[Data entries for graphics]
□ □ □ □ □

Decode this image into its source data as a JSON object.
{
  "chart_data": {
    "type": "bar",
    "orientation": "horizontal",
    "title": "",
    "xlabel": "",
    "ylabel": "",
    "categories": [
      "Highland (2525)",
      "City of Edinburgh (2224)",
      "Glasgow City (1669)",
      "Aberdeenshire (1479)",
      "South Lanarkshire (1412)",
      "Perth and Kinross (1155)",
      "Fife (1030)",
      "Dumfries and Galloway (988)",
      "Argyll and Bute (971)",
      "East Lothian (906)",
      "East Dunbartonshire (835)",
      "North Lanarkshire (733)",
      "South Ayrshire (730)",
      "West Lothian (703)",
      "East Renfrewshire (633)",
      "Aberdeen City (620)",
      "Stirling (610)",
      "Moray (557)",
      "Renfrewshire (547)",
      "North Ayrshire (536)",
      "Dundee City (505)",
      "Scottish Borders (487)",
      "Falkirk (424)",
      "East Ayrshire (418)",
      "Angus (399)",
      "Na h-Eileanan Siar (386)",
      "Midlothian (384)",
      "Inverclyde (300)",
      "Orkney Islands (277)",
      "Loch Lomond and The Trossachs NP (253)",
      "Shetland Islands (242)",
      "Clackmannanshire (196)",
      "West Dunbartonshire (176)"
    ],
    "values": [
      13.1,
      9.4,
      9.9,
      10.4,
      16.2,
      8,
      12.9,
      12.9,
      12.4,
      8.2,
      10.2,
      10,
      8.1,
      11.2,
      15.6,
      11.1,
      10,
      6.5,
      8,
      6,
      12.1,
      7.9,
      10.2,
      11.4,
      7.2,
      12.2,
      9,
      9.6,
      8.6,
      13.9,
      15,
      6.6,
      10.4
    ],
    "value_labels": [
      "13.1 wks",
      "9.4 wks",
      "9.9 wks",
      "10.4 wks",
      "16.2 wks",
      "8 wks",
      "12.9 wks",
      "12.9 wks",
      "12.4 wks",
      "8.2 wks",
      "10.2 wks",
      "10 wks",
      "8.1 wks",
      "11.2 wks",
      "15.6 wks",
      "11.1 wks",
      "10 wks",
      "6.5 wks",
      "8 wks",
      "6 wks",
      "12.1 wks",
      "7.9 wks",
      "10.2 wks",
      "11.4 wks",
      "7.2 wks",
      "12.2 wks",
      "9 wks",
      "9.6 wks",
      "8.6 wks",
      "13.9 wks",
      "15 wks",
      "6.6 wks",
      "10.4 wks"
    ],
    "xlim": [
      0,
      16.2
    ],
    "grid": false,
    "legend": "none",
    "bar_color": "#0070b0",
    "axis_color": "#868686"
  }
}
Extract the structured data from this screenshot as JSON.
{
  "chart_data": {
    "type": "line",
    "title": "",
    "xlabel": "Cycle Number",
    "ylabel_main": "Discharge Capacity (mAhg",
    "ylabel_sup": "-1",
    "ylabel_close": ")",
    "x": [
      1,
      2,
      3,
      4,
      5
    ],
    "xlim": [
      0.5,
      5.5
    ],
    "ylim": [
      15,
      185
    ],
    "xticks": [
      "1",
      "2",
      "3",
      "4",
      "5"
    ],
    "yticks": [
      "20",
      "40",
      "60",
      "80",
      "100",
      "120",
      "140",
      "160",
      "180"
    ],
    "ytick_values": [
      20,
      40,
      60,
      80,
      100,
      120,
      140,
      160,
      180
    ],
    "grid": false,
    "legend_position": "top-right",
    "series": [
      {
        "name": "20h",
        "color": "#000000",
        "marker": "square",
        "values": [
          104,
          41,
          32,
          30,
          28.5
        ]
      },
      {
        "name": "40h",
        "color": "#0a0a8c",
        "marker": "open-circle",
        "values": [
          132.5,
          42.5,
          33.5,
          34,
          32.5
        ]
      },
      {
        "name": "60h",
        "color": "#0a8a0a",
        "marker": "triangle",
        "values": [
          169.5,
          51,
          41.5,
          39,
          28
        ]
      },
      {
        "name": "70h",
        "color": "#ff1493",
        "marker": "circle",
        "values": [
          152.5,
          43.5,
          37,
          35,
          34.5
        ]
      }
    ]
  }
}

□ □ □ □ □

▶ Given problem: Copy out every line of the data above, exactly as given.

▶ Task solution:
Decode this image into its source data as a JSON object.
{
  "chart_data": {
    "type": "bar",
    "orientation": "horizontal",
    "title": "",
    "xlabel": "",
    "ylabel": "",
    "categories": [
      "Highland (2525)",
      "City of Edinburgh (2224)",
      "Glasgow City (1669)",
      "Aberdeenshire (1479)",
      "South Lanarkshire (1412)",
      "Perth and Kinross (1155)",
      "Fife (1030)",
      "Dumfries and Galloway (988)",
      "Argyll and Bute (971)",
      "East Lothian (906)",
      "East Dunbartonshire (835)",
      "North Lanarkshire (733)",
      "South Ayrshire (730)",
      "West Lothian (703)",
      "East Renfrewshire (633)",
      "Aberdeen City (620)",
      "Stirling (610)",
      "Moray (557)",
      "Renfrewshire (547)",
      "North Ayrshire (536)",
      "Dundee City (505)",
      "Scottish Borders (487)",
      "Falkirk (424)",
      "East Ayrshire (418)",
      "Angus (399)",
      "Na h-Eileanan Siar (386)",
      "Midlothian (384)",
      "Inverclyde (300)",
      "Orkney Islands (277)",
      "Loch Lomond and The Trossachs NP (253)",
      "Shetland Islands (242)",
      "Clackmannanshire (196)",
      "West Dunbartonshire (176)"
    ],
    "values": [
      13.1,
      9.4,
      9.9,
      10.4,
      16.2,
      8,
      12.9,
      12.9,
      12.4,
      8.2,
      10.2,
      10,
      8.1,
      11.2,
      15.6,
      11.1,
      10,
      6.5,
      8,
      6,
      12.1,
      7.9,
      10.2,
      11.4,
      7.2,
      12.2,
      9,
      9.6,
      8.6,
      13.9,
      15,
      6.6,
      10.4
    ],
    "value_labels": [
      "13.1 wks",
      "9.4 wks",
      "9.9 wks",
      "10.4 wks",
      "16.2 wks",
      "8 wks",
      "12.9 wks",
      "12.9 wks",
      "12.4 wks",
      "8.2 wks",
      "10.2 wks",
      "10 wks",
      "8.1 wks",
      "11.2 wks",
      "15.6 wks",
      "11.1 wks",
      "10 wks",
      "6.5 wks",
      "8 wks",
      "6 wks",
      "12.1 wks",
      "7.9 wks",
      "10.2 wks",
      "11.4 wks",
      "7.2 wks",
      "12.2 wks",
      "9 wks",
      "9.6 wks",
      "8.6 wks",
      "13.9 wks",
      "15 wks",
      "6.6 wks",
      "10.4 wks"
    ],
    "xlim": [
      0,
      16.2
    ],
    "grid": false,
    "legend": "none",
    "bar_color": "#0070b0",
    "axis_color": "#868686"
  }
}
Extract the structured data from this screenshot as JSON.
{
  "chart_data": {
    "type": "line",
    "title": "",
    "xlabel": "Cycle Number",
    "ylabel_main": "Discharge Capacity (mAhg",
    "ylabel_sup": "-1",
    "ylabel_close": ")",
    "x": [
      1,
      2,
      3,
      4,
      5
    ],
    "xlim": [
      0.5,
      5.5
    ],
    "ylim": [
      15,
      185
    ],
    "xticks": [
      "1",
      "2",
      "3",
      "4",
      "5"
    ],
    "yticks": [
      "20",
      "40",
      "60",
      "80",
      "100",
      "120",
      "140",
      "160",
      "180"
    ],
    "ytick_values": [
      20,
      40,
      60,
      80,
      100,
      120,
      140,
      160,
      180
    ],
    "grid": false,
    "legend_position": "top-right",
    "series": [
      {
        "name": "20h",
        "color": "#000000",
        "marker": "square",
        "values": [
          104,
          41,
          32,
          30,
          28.5
        ]
      },
      {
        "name": "40h",
        "color": "#0a0a8c",
        "marker": "open-circle",
        "values": [
          132.5,
          42.5,
          33.5,
          34,
          32.5
        ]
      },
      {
        "name": "60h",
        "color": "#0a8a0a",
        "marker": "triangle",
        "values": [
          169.5,
          51,
          41.5,
          39,
          28
        ]
      },
      {
        "name": "70h",
        "color": "#ff1493",
        "marker": "circle",
        "values": [
          152.5,
          43.5,
          37,
          35,
          34.5
        ]
      }
    ]
  }
}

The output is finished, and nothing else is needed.